Dataset items
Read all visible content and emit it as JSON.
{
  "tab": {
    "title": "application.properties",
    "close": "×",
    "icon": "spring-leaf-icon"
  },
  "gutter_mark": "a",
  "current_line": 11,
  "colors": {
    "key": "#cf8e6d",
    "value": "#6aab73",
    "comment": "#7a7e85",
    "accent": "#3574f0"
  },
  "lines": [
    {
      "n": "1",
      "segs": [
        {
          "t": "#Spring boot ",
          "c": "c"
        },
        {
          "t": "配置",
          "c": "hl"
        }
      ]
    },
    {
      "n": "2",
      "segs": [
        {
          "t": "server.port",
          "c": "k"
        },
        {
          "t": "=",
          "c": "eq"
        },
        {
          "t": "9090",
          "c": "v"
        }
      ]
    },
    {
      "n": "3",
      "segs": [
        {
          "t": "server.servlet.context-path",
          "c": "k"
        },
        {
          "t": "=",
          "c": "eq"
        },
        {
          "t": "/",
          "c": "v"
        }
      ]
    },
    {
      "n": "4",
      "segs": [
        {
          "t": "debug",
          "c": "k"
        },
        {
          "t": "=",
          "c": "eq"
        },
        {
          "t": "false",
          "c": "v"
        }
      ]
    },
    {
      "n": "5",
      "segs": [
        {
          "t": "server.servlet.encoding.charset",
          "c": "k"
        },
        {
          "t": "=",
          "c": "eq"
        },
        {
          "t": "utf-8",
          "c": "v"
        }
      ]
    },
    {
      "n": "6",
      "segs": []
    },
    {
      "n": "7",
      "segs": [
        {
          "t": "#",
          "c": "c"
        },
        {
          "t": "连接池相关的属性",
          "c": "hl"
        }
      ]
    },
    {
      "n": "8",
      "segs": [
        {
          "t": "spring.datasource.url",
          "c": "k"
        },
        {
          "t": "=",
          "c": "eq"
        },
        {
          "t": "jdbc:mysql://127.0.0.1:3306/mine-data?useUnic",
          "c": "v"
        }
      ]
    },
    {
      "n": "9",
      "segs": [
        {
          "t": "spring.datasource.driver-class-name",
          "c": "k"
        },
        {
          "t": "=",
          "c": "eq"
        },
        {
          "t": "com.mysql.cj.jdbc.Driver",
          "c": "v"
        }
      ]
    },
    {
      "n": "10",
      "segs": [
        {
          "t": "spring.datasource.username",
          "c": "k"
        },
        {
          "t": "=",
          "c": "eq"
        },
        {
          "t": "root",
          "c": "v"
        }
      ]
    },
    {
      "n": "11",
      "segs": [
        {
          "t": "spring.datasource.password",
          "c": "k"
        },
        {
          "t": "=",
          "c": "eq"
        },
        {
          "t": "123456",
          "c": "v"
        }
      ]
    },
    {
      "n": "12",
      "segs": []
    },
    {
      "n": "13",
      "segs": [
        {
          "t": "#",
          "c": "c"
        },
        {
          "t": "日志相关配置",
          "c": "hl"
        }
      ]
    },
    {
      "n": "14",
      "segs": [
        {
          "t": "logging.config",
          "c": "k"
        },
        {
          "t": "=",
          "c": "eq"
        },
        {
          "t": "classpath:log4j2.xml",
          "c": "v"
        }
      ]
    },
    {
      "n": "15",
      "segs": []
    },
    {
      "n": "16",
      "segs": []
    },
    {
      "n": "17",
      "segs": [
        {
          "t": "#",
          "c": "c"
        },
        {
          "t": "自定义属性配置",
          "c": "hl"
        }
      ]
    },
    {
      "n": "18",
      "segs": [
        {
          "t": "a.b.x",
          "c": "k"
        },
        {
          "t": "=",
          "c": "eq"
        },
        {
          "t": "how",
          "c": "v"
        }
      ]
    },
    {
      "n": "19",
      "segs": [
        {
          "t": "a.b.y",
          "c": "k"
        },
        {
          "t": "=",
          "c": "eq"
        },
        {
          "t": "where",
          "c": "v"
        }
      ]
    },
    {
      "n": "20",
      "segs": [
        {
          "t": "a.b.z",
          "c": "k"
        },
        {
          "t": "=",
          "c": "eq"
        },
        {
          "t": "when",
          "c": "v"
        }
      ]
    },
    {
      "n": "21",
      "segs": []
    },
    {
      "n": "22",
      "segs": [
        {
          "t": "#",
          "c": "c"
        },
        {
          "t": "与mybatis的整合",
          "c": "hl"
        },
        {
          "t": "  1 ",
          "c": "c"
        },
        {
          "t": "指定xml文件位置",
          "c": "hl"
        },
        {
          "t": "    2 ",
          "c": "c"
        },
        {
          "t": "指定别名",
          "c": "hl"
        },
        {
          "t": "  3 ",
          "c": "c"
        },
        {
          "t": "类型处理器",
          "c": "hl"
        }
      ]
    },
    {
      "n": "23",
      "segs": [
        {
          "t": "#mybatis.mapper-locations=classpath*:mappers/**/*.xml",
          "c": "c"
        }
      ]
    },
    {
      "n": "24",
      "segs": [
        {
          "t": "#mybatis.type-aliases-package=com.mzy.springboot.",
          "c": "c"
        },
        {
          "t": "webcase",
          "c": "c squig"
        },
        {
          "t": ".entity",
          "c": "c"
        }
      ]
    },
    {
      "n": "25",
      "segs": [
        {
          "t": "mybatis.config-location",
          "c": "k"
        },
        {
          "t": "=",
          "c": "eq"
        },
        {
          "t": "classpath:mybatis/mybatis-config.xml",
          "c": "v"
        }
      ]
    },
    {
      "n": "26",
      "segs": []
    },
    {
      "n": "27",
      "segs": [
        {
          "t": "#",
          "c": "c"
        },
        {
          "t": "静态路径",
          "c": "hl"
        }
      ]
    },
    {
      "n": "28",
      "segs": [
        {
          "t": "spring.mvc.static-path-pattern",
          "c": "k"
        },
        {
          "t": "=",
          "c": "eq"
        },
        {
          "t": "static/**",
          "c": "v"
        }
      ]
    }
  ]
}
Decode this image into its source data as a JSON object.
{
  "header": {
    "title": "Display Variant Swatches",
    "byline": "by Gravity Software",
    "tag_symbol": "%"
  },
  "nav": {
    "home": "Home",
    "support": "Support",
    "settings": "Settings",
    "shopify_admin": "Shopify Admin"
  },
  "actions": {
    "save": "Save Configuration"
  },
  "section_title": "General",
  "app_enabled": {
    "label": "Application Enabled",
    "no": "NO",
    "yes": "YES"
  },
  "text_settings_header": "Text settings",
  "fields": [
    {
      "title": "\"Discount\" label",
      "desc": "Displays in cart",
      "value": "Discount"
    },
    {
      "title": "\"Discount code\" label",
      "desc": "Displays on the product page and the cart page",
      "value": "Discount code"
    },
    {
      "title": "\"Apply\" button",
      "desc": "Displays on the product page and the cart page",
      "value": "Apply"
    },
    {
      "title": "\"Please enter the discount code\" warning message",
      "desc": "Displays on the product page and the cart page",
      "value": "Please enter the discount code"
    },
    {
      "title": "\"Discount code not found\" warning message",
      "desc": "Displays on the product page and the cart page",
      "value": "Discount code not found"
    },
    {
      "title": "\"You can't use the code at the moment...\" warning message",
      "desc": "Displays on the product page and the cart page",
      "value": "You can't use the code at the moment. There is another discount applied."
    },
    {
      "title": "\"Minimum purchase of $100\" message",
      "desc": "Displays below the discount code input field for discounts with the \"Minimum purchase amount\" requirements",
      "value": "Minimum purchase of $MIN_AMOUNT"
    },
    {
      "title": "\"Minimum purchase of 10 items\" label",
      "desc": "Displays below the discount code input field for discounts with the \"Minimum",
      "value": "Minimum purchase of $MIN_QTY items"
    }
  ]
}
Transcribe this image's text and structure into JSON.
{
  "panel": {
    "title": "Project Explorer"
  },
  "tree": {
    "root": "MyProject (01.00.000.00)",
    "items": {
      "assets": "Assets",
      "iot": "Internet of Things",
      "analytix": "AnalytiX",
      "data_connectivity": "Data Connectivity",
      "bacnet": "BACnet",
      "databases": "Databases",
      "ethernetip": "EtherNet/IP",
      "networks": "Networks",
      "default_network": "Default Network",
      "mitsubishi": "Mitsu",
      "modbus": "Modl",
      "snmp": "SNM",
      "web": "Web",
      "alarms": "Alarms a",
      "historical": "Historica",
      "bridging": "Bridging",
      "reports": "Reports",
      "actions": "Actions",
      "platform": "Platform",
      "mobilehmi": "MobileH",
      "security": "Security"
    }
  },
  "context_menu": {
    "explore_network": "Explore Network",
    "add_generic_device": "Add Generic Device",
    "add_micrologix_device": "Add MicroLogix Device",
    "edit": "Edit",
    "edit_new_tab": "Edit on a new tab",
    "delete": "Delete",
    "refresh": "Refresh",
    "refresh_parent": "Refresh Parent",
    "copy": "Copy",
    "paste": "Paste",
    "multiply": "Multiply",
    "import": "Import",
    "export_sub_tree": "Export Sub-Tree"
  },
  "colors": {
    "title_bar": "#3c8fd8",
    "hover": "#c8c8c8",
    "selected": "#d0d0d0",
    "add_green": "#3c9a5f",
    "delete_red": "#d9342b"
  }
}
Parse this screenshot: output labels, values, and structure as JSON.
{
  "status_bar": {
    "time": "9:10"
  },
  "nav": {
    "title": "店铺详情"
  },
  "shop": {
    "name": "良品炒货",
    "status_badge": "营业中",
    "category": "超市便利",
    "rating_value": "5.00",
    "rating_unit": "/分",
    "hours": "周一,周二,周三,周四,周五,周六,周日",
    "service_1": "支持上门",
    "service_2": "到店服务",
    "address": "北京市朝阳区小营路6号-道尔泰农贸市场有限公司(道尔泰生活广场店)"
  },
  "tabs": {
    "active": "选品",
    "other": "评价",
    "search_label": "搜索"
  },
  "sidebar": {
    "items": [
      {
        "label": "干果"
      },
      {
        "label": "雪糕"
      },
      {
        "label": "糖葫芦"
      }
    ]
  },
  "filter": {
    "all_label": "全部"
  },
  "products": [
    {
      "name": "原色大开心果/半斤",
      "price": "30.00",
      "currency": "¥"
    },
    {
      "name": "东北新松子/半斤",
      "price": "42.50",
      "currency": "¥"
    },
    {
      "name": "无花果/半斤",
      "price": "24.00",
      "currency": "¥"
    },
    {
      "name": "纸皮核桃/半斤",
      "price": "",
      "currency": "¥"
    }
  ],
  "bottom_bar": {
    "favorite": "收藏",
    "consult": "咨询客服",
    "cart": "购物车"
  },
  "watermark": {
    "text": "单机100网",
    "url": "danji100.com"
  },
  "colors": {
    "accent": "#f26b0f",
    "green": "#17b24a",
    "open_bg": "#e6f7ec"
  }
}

• Objective: Read the entries above, then pull out the lines that include "moment".

• Exercise response:
      "title": "\"You can't use the code at the moment...\" warning message",
      "value": "You can't use the code at the moment. There is another discount applied."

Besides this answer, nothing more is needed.